(INSTRUCTION)
Return the records in full, exactly as given.

--- RECORD EXTRACTS ---

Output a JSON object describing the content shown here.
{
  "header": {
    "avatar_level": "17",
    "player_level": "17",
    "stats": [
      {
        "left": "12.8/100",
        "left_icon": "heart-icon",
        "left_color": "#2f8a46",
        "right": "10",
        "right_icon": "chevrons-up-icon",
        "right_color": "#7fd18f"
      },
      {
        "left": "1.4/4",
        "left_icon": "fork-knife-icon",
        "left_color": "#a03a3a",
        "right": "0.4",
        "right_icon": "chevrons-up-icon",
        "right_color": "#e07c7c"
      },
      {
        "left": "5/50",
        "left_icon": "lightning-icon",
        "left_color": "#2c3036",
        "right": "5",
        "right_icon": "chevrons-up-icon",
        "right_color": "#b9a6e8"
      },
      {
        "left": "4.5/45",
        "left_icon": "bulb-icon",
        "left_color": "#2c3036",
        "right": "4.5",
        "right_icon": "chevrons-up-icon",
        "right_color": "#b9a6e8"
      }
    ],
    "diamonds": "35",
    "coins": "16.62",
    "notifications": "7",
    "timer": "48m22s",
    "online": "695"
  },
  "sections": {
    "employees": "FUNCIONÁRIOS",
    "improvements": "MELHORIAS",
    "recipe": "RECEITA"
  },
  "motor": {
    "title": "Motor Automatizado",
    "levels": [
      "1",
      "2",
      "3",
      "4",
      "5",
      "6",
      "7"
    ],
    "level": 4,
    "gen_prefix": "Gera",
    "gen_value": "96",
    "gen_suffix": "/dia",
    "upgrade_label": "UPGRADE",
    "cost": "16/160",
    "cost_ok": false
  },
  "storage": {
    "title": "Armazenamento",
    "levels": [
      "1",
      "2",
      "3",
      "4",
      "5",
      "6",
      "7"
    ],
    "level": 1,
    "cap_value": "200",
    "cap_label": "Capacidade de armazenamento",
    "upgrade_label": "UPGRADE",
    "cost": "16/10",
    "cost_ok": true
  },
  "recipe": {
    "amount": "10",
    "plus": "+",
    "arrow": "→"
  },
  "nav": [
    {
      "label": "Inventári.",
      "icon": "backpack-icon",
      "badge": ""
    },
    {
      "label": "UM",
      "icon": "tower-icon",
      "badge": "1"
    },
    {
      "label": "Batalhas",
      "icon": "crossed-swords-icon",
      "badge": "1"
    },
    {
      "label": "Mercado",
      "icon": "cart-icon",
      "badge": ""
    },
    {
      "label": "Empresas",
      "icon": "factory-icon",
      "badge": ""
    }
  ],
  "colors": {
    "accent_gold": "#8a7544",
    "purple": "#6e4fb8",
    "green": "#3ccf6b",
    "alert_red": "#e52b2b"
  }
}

---

(ANSWER TO THE PROBLEM)
Output a JSON object describing the content shown here.
{
  "header": {
    "avatar_level": "17",
    "player_level": "17",
    "stats": [
      {
        "left": "12.8/100",
        "left_icon": "heart-icon",
        "left_color": "#2f8a46",
        "right": "10",
        "right_icon": "chevrons-up-icon",
        "right_color": "#7fd18f"
      },
      {
        "left": "1.4/4",
        "left_icon": "fork-knife-icon",
        "left_color": "#a03a3a",
        "right": "0.4",
        "right_icon": "chevrons-up-icon",
        "right_color": "#e07c7c"
      },
      {
        "left": "5/50",
        "left_icon": "lightning-icon",
        "left_color": "#2c3036",
        "right": "5",
        "right_icon": "chevrons-up-icon",
        "right_color": "#b9a6e8"
      },
      {
        "left": "4.5/45",
        "left_icon": "bulb-icon",
        "left_color": "#2c3036",
        "right": "4.5",
        "right_icon": "chevrons-up-icon",
        "right_color": "#b9a6e8"
      }
    ],
    "diamonds": "35",
    "coins": "16.62",
    "notifications": "7",
    "timer": "48m22s",
    "online": "695"
  },
  "sections": {
    "employees": "FUNCIONÁRIOS",
    "improvements": "MELHORIAS",
    "recipe": "RECEITA"
  },
  "motor": {
    "title": "Motor Automatizado",
    "levels": [
      "1",
      "2",
      "3",
      "4",
      "5",
      "6",
      "7"
    ],
    "level": 4,
    "gen_prefix": "Gera",
    "gen_value": "96",
    "gen_suffix": "/dia",
    "upgrade_label": "UPGRADE",
    "cost": "16/160",
    "cost_ok": false
  },
  "storage": {
    "title": "Armazenamento",
    "levels": [
      "1",
      "2",
      "3",
      "4",
      "5",
      "6",
      "7"
    ],
    "level": 1,
    "cap_value": "200",
    "cap_label": "Capacidade de armazenamento",
    "upgrade_label": "UPGRADE",
    "cost": "16/10",
    "cost_ok": true
  },
  "recipe": {
    "amount": "10",
    "plus": "+",
    "arrow": "→"
  },
  "nav": [
    {
      "label": "Inventári.",
      "icon": "backpack-icon",
      "badge": ""
    },
    {
      "label": "UM",
      "icon": "tower-icon",
      "badge": "1"
    },
    {
      "label": "Batalhas",
      "icon": "crossed-swords-icon",
      "badge": "1"
    },
    {
      "label": "Mercado",
      "icon": "cart-icon",
      "badge": ""
    },
    {
      "label": "Empresas",
      "icon": "factory-icon",
      "badge": ""
    }
  ],
  "colors": {
    "accent_gold": "#8a7544",
    "purple": "#6e4fb8",
    "green": "#3ccf6b",
    "alert_red": "#e52b2b"
  }
}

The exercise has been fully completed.